───── INFORMATION GIVEN ─────

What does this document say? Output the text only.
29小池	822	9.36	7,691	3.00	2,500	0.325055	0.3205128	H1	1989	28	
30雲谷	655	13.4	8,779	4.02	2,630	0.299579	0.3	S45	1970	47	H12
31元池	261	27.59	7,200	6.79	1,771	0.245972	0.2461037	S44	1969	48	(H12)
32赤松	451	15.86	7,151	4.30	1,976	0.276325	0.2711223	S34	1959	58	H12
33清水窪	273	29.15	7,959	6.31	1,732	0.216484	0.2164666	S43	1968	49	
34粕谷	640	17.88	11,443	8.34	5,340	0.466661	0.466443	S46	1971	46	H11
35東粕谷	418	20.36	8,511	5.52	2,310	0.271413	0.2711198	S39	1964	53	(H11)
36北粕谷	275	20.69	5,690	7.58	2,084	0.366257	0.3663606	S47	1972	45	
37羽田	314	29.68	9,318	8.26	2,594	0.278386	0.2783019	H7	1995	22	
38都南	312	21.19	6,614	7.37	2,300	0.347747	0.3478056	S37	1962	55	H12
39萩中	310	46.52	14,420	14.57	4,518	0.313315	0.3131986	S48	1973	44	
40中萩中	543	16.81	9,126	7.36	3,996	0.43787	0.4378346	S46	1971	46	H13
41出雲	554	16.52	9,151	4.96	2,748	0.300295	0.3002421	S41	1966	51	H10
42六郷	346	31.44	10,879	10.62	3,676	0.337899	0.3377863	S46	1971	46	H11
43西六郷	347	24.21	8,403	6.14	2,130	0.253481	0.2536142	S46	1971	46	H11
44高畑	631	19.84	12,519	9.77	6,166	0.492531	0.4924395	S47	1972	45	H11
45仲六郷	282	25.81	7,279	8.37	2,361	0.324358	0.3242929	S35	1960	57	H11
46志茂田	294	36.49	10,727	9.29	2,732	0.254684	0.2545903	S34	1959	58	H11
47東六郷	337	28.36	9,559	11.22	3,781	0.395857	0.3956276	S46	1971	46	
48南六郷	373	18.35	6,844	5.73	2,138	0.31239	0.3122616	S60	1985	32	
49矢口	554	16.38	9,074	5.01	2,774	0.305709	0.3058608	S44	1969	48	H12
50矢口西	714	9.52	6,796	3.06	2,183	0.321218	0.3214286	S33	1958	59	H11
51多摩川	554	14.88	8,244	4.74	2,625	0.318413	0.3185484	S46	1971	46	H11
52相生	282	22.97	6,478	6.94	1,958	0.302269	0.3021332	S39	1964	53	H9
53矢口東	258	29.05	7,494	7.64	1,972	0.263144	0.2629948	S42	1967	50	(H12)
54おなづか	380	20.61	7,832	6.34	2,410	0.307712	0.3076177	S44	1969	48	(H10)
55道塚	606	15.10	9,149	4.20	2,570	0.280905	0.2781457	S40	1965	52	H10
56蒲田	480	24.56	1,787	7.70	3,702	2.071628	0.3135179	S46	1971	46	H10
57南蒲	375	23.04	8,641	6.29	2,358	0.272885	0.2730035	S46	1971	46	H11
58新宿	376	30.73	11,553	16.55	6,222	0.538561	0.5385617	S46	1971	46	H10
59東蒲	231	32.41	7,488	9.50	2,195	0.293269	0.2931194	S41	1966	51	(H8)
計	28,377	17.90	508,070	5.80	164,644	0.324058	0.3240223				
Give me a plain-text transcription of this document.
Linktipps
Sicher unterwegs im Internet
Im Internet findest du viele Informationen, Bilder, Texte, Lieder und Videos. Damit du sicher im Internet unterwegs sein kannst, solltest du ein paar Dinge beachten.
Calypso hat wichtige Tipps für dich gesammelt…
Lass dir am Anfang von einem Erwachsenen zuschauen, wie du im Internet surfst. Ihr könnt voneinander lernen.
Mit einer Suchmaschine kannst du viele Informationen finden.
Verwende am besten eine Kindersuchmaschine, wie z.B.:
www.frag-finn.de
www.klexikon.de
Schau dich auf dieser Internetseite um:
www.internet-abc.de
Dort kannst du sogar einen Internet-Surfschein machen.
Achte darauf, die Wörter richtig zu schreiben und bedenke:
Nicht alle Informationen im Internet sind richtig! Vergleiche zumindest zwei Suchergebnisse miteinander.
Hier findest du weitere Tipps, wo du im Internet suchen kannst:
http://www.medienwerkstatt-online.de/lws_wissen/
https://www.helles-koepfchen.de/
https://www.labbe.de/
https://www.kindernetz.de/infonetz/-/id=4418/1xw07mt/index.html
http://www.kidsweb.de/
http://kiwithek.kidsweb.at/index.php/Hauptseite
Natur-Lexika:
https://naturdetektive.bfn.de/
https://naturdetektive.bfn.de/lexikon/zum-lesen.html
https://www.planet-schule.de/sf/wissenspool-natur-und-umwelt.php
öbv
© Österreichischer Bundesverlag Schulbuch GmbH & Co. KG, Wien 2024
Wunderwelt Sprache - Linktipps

─────

- TASK DIRECTIONS -
Tally up the lines in the preceding listing that contain the string "viele". Respond with the number and nothing else.

- THE RESULT -
2